▶ [DIRECTIONS] Gather every line of the entries that includes the word "allele".

▶ [Chart and figure data]
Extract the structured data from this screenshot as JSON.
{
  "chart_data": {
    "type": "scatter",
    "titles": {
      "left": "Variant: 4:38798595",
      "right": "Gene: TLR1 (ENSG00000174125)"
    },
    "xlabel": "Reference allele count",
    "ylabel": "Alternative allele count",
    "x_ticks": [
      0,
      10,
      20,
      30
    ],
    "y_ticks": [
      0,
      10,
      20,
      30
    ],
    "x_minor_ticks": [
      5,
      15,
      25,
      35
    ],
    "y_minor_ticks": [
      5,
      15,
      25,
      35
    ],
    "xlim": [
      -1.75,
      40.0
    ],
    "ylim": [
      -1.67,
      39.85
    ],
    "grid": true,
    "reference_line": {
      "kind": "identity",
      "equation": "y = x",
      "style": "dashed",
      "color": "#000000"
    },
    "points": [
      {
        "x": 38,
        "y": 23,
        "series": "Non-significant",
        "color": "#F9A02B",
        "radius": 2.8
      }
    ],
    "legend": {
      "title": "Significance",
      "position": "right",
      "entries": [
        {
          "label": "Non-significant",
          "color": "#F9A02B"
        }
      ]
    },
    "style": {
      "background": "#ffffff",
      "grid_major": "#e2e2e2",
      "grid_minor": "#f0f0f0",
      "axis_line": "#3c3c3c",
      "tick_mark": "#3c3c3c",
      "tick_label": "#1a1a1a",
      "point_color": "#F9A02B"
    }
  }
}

▶ [EXERCISE OUTPUT]
    "xlabel": "Reference allele count",
    "ylabel": "Alternative allele count",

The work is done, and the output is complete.